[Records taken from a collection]
________________
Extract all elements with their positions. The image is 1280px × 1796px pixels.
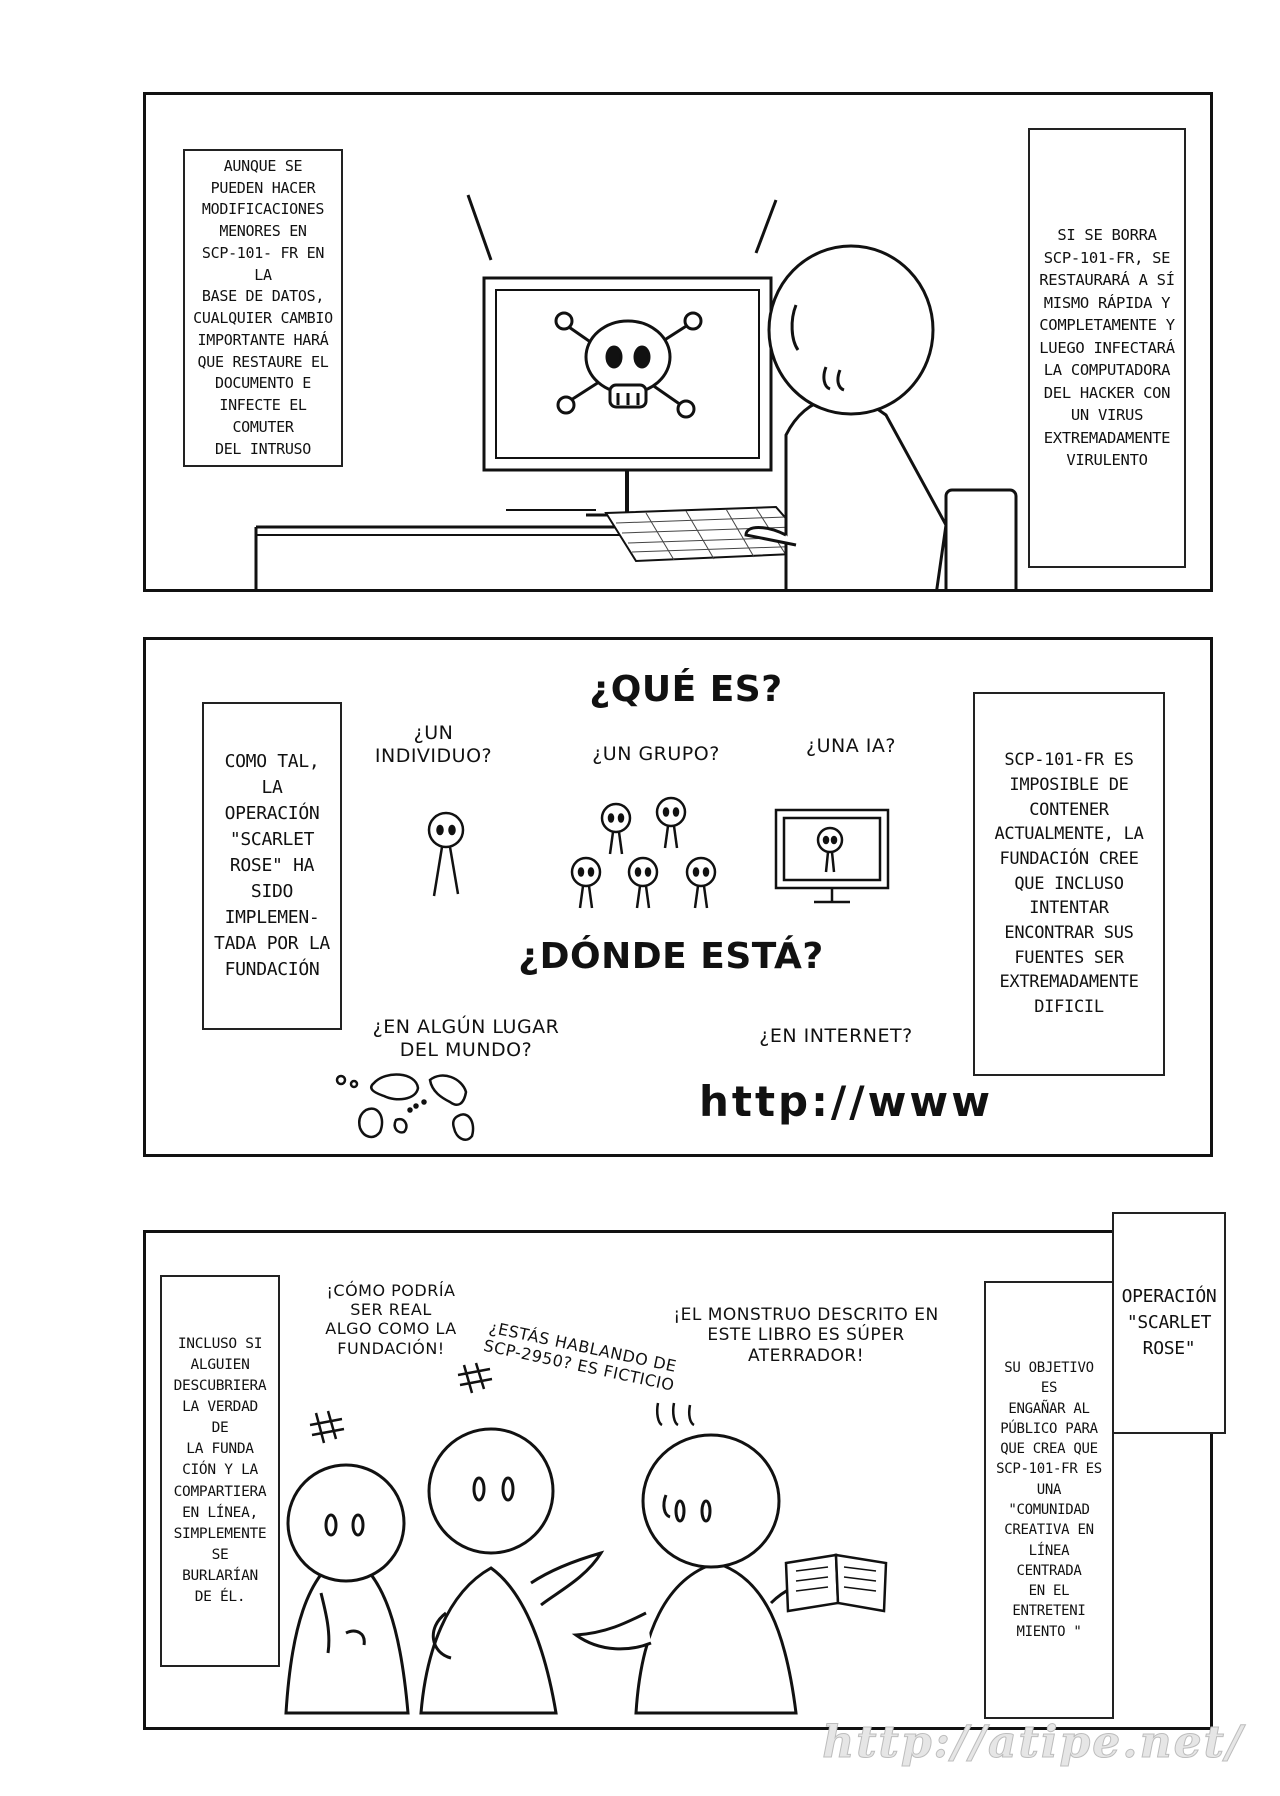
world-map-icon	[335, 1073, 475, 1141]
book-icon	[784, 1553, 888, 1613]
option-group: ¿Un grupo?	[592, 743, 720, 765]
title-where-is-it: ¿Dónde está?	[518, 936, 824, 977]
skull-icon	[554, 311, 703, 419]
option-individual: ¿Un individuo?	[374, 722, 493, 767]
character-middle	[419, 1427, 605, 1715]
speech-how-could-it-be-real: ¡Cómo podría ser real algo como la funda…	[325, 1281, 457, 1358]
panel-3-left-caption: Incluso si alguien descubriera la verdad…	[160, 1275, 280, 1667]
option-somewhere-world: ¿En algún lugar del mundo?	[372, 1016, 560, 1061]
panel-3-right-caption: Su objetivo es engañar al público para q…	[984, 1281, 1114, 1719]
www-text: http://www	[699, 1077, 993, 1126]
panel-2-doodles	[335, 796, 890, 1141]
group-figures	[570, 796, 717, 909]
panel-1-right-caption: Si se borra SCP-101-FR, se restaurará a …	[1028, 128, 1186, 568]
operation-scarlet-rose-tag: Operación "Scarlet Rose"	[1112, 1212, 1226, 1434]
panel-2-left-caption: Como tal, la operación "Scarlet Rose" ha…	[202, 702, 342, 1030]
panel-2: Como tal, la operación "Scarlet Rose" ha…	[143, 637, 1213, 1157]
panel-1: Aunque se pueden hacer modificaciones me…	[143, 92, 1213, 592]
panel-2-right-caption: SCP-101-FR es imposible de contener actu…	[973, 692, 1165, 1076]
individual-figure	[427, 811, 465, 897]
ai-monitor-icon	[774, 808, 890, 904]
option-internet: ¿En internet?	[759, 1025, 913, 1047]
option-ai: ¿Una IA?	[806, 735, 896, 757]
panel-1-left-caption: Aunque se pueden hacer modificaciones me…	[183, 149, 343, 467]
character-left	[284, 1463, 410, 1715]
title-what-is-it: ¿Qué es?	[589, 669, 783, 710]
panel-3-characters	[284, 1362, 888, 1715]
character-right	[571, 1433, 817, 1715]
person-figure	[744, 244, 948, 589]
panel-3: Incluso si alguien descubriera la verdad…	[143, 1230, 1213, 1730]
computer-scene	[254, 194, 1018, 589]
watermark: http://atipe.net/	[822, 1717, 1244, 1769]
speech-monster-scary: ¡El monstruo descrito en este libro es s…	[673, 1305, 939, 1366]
________________
• **Exercise prompt**
Report how many of the lines above contain the string "modificaciones". Give only the number.

• **Result for this exercise**
2